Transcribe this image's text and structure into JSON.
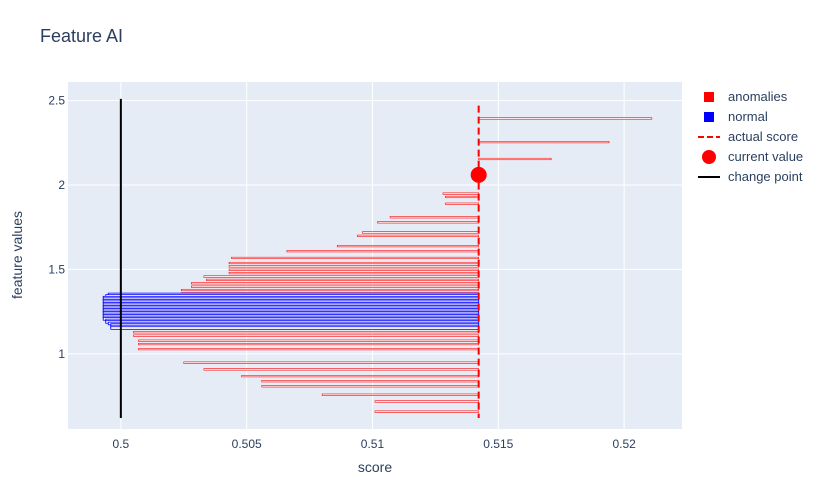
{
  "chart_data": {
    "type": "bar",
    "orientation": "horizontal",
    "title": "Feature AI",
    "xlabel": "score",
    "ylabel": "feature values",
    "xlim": [
      0.4979,
      0.5223
    ],
    "ylim": [
      0.555,
      2.61
    ],
    "x_ticks": [
      0.5,
      0.505,
      0.51,
      0.515,
      0.52
    ],
    "x_tick_labels": [
      "0.5",
      "0.505",
      "0.51",
      "0.515",
      "0.52"
    ],
    "y_ticks": [
      1,
      1.5,
      2,
      2.5
    ],
    "y_tick_labels": [
      "1",
      "1.5",
      "2",
      "2.5"
    ],
    "grid": true,
    "background_color": "#e5ecf6",
    "baseline_score": 0.51422,
    "series": [
      {
        "name": "anomalies",
        "color": "#ff0000",
        "bars": [
          {
            "y": 2.394,
            "x": 0.5211
          },
          {
            "y": 2.254,
            "x": 0.5194
          },
          {
            "y": 2.154,
            "x": 0.5171
          },
          {
            "y": 1.949,
            "x": 0.5128
          },
          {
            "y": 1.929,
            "x": 0.5129
          },
          {
            "y": 1.889,
            "x": 0.5129
          },
          {
            "y": 1.809,
            "x": 0.5107
          },
          {
            "y": 1.779,
            "x": 0.5102
          },
          {
            "y": 1.719,
            "x": 0.5096
          },
          {
            "y": 1.699,
            "x": 0.5094
          },
          {
            "y": 1.638,
            "x": 0.5086
          },
          {
            "y": 1.608,
            "x": 0.5066
          },
          {
            "y": 1.568,
            "x": 0.5044
          },
          {
            "y": 1.538,
            "x": 0.5043
          },
          {
            "y": 1.518,
            "x": 0.5043
          },
          {
            "y": 1.498,
            "x": 0.5043
          },
          {
            "y": 1.478,
            "x": 0.5043
          },
          {
            "y": 1.458,
            "x": 0.5033
          },
          {
            "y": 1.438,
            "x": 0.5034
          },
          {
            "y": 1.418,
            "x": 0.5028
          },
          {
            "y": 1.398,
            "x": 0.5028
          },
          {
            "y": 1.378,
            "x": 0.5024
          },
          {
            "y": 1.358,
            "x": 0.5024
          },
          {
            "y": 1.338,
            "x": 0.5013
          },
          {
            "y": 1.318,
            "x": 0.5008
          },
          {
            "y": 1.298,
            "x": 0.5008
          },
          {
            "y": 1.278,
            "x": 0.5008
          },
          {
            "y": 1.258,
            "x": 0.5006
          },
          {
            "y": 1.238,
            "x": 0.5007
          },
          {
            "y": 1.208,
            "x": 0.5007
          },
          {
            "y": 1.188,
            "x": 0.5005
          },
          {
            "y": 1.128,
            "x": 0.5005
          },
          {
            "y": 1.108,
            "x": 0.5005
          },
          {
            "y": 1.078,
            "x": 0.5007
          },
          {
            "y": 1.058,
            "x": 0.5007
          },
          {
            "y": 1.028,
            "x": 0.5007
          },
          {
            "y": 0.948,
            "x": 0.5025
          },
          {
            "y": 0.908,
            "x": 0.5033
          },
          {
            "y": 0.868,
            "x": 0.5048
          },
          {
            "y": 0.838,
            "x": 0.5056
          },
          {
            "y": 0.808,
            "x": 0.5056
          },
          {
            "y": 0.758,
            "x": 0.508
          },
          {
            "y": 0.718,
            "x": 0.5101
          },
          {
            "y": 0.658,
            "x": 0.5101
          }
        ]
      },
      {
        "name": "normal",
        "color": "#0000ff",
        "bars": [
          {
            "y": 1.352,
            "x": 0.4995
          },
          {
            "y": 1.343,
            "x": 0.4994
          },
          {
            "y": 1.333,
            "x": 0.4993
          },
          {
            "y": 1.324,
            "x": 0.4993
          },
          {
            "y": 1.315,
            "x": 0.4993
          },
          {
            "y": 1.306,
            "x": 0.4993
          },
          {
            "y": 1.297,
            "x": 0.4993
          },
          {
            "y": 1.288,
            "x": 0.4993
          },
          {
            "y": 1.279,
            "x": 0.4993
          },
          {
            "y": 1.27,
            "x": 0.4993
          },
          {
            "y": 1.261,
            "x": 0.4993
          },
          {
            "y": 1.252,
            "x": 0.4993
          },
          {
            "y": 1.243,
            "x": 0.4993
          },
          {
            "y": 1.234,
            "x": 0.4993
          },
          {
            "y": 1.225,
            "x": 0.4993
          },
          {
            "y": 1.216,
            "x": 0.4993
          },
          {
            "y": 1.207,
            "x": 0.4993
          },
          {
            "y": 1.198,
            "x": 0.4994
          },
          {
            "y": 1.189,
            "x": 0.4994
          },
          {
            "y": 1.18,
            "x": 0.4995
          },
          {
            "y": 1.171,
            "x": 0.4996
          },
          {
            "y": 1.162,
            "x": 0.4996
          },
          {
            "y": 1.153,
            "x": 0.4996
          }
        ]
      },
      {
        "name": "actual score",
        "color": "#ff0000",
        "dash": true,
        "x": 0.51422,
        "y_range": [
          0.62,
          2.47
        ]
      },
      {
        "name": "current value",
        "color": "#ff0000",
        "marker": "circle",
        "x": 0.51422,
        "y": 2.06
      },
      {
        "name": "change point",
        "color": "#000000",
        "x": 0.5,
        "y_range": [
          0.62,
          2.51
        ]
      }
    ]
  }
}
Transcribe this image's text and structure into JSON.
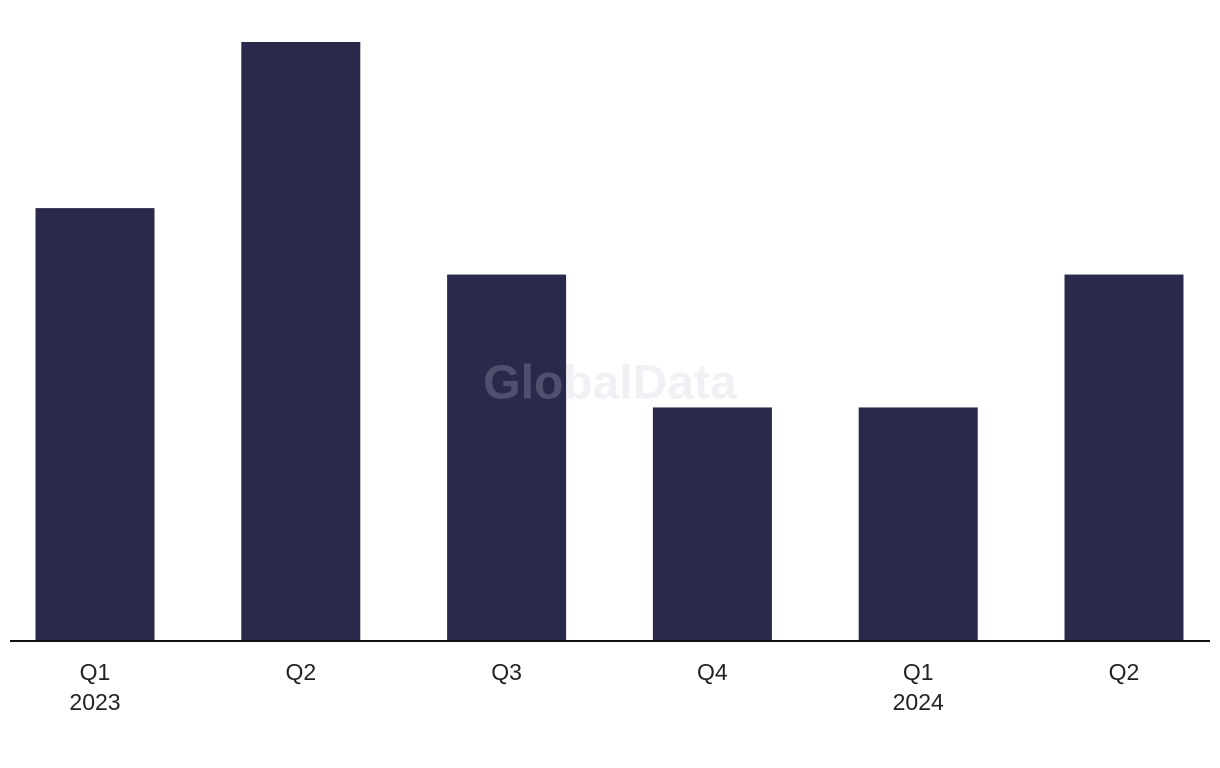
{
  "chart_data": {
    "type": "bar",
    "watermark": "GlobalData",
    "categories": [
      "Q1",
      "Q2",
      "Q3",
      "Q4",
      "Q1",
      "Q2"
    ],
    "years": [
      "2023",
      null,
      null,
      null,
      "2024",
      null
    ],
    "values": [
      13,
      18,
      11,
      7,
      7,
      11
    ],
    "color": "#29294b",
    "ylim": [
      0,
      18
    ]
  }
}
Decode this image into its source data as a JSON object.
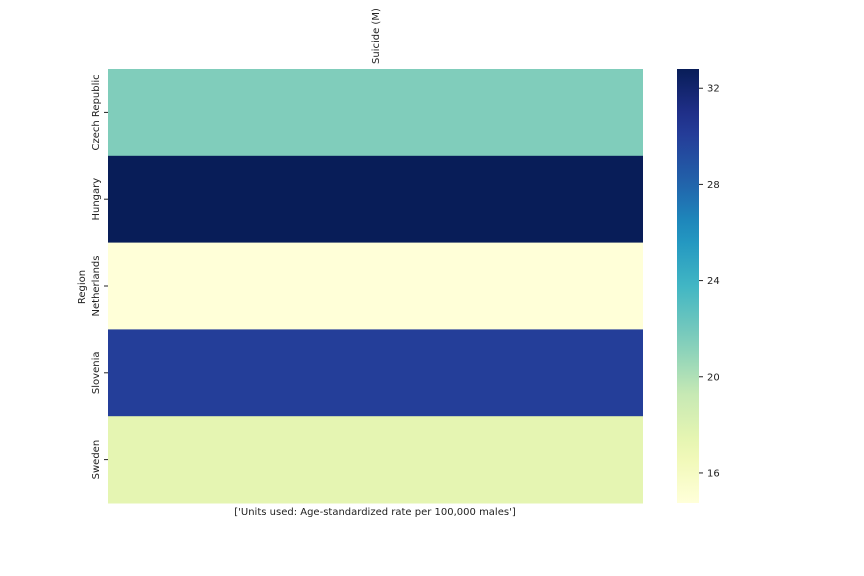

☆ ☆ ☆ ☆

In your copy of the records, include no pictures; repeat everything else exactly.

### COMPLETED EXERCISE
Transcribe this image's text and structure into JSON.
{
  "chart_data": {
    "type": "bar",
    "orientation": "horizontal",
    "title": "Feature AI",
    "xlabel": "score",
    "ylabel": "feature values",
    "xlim": [
      0.4979,
      0.5223
    ],
    "ylim": [
      0.555,
      2.61
    ],
    "x_ticks": [
      0.5,
      0.505,
      0.51,
      0.515,
      0.52
    ],
    "x_tick_labels": [
      "0.5",
      "0.505",
      "0.51",
      "0.515",
      "0.52"
    ],
    "y_ticks": [
      1,
      1.5,
      2,
      2.5
    ],
    "y_tick_labels": [
      "1",
      "1.5",
      "2",
      "2.5"
    ],
    "grid": true,
    "background_color": "#e5ecf6",
    "baseline_score": 0.51422,
    "series": [
      {
        "name": "anomalies",
        "color": "#ff0000",
        "bars": [
          {
            "y": 2.394,
            "x": 0.5211
          },
          {
            "y": 2.254,
            "x": 0.5194
          },
          {
            "y": 2.154,
            "x": 0.5171
          },
          {
            "y": 1.949,
            "x": 0.5128
          },
          {
            "y": 1.929,
            "x": 0.5129
          },
          {
            "y": 1.889,
            "x": 0.5129
          },
          {
            "y": 1.809,
            "x": 0.5107
          },
          {
            "y": 1.779,
            "x": 0.5102
          },
          {
            "y": 1.719,
            "x": 0.5096
          },
          {
            "y": 1.699,
            "x": 0.5094
          },
          {
            "y": 1.638,
            "x": 0.5086
          },
          {
            "y": 1.608,
            "x": 0.5066
          },
          {
            "y": 1.568,
            "x": 0.5044
          },
          {
            "y": 1.538,
            "x": 0.5043
          },
          {
            "y": 1.518,
            "x": 0.5043
          },
          {
            "y": 1.498,
            "x": 0.5043
          },
          {
            "y": 1.478,
            "x": 0.5043
          },
          {
            "y": 1.458,
            "x": 0.5033
          },
          {
            "y": 1.438,
            "x": 0.5034
          },
          {
            "y": 1.418,
            "x": 0.5028
          },
          {
            "y": 1.398,
            "x": 0.5028
          },
          {
            "y": 1.378,
            "x": 0.5024
          },
          {
            "y": 1.358,
            "x": 0.5024
          },
          {
            "y": 1.338,
            "x": 0.5013
          },
          {
            "y": 1.318,
            "x": 0.5008
          },
          {
            "y": 1.298,
            "x": 0.5008
          },
          {
            "y": 1.278,
            "x": 0.5008
          },
          {
            "y": 1.258,
            "x": 0.5006
          },
          {
            "y": 1.238,
            "x": 0.5007
          },
          {
            "y": 1.208,
            "x": 0.5007
          },
          {
            "y": 1.188,
            "x": 0.5005
          },
          {
            "y": 1.128,
            "x": 0.5005
          },
          {
            "y": 1.108,
            "x": 0.5005
          },
          {
            "y": 1.078,
            "x": 0.5007
          },
          {
            "y": 1.058,
            "x": 0.5007
          },
          {
            "y": 1.028,
            "x": 0.5007
          },
          {
            "y": 0.948,
            "x": 0.5025
          },
          {
            "y": 0.908,
            "x": 0.5033
          },
          {
            "y": 0.868,
            "x": 0.5048
          },
          {
            "y": 0.838,
            "x": 0.5056
          },
          {
            "y": 0.808,
            "x": 0.5056
          },
          {
            "y": 0.758,
            "x": 0.508
          },
          {
            "y": 0.718,
            "x": 0.5101
          },
          {
            "y": 0.658,
            "x": 0.5101
          }
        ]
      },
      {
        "name": "normal",
        "color": "#0000ff",
        "bars": [
          {
            "y": 1.352,
            "x": 0.4995
          },
          {
            "y": 1.343,
            "x": 0.4994
          },
          {
            "y": 1.333,
            "x": 0.4993
          },
          {
            "y": 1.324,
            "x": 0.4993
          },
          {
            "y": 1.315,
            "x": 0.4993
          },
          {
            "y": 1.306,
            "x": 0.4993
          },
          {
            "y": 1.297,
            "x": 0.4993
          },
          {
            "y": 1.288,
            "x": 0.4993
          },
          {
            "y": 1.279,
            "x": 0.4993
          },
          {
            "y": 1.27,
            "x": 0.4993
          },
          {
            "y": 1.261,
            "x": 0.4993
          },
          {
            "y": 1.252,
            "x": 0.4993
          },
          {
            "y": 1.243,
            "x": 0.4993
          },
          {
            "y": 1.234,
            "x": 0.4993
          },
          {
            "y": 1.225,
            "x": 0.4993
          },
          {
            "y": 1.216,
            "x": 0.4993
          },
          {
            "y": 1.207,
            "x": 0.4993
          },
          {
            "y": 1.198,
            "x": 0.4994
          },
          {
            "y": 1.189,
            "x": 0.4994
          },
          {
            "y": 1.18,
            "x": 0.4995
          },
          {
            "y": 1.171,
            "x": 0.4996
          },
          {
            "y": 1.162,
            "x": 0.4996
          },
          {
            "y": 1.153,
            "x": 0.4996
          }
        ]
      },
      {
        "name": "actual score",
        "color": "#ff0000",
        "dash": true,
        "x": 0.51422,
        "y_range": [
          0.62,
          2.47
        ]
      },
      {
        "name": "current value",
        "color": "#ff0000",
        "marker": "circle",
        "x": 0.51422,
        "y": 2.06
      },
      {
        "name": "change point",
        "color": "#000000",
        "x": 0.5,
        "y_range": [
          0.62,
          2.51
        ]
      }
    ]
  }
}
Transcribe this image's text and structure into JSON.
{
  "chart_data": {
    "type": "bar",
    "watermark": "GlobalData",
    "categories": [
      "Q1",
      "Q2",
      "Q3",
      "Q4",
      "Q1",
      "Q2"
    ],
    "years": [
      "2023",
      null,
      null,
      null,
      "2024",
      null
    ],
    "values": [
      13,
      18,
      11,
      7,
      7,
      11
    ],
    "color": "#29294b",
    "ylim": [
      0,
      18
    ]
  }
}
Decode this image into its source data as a JSON object.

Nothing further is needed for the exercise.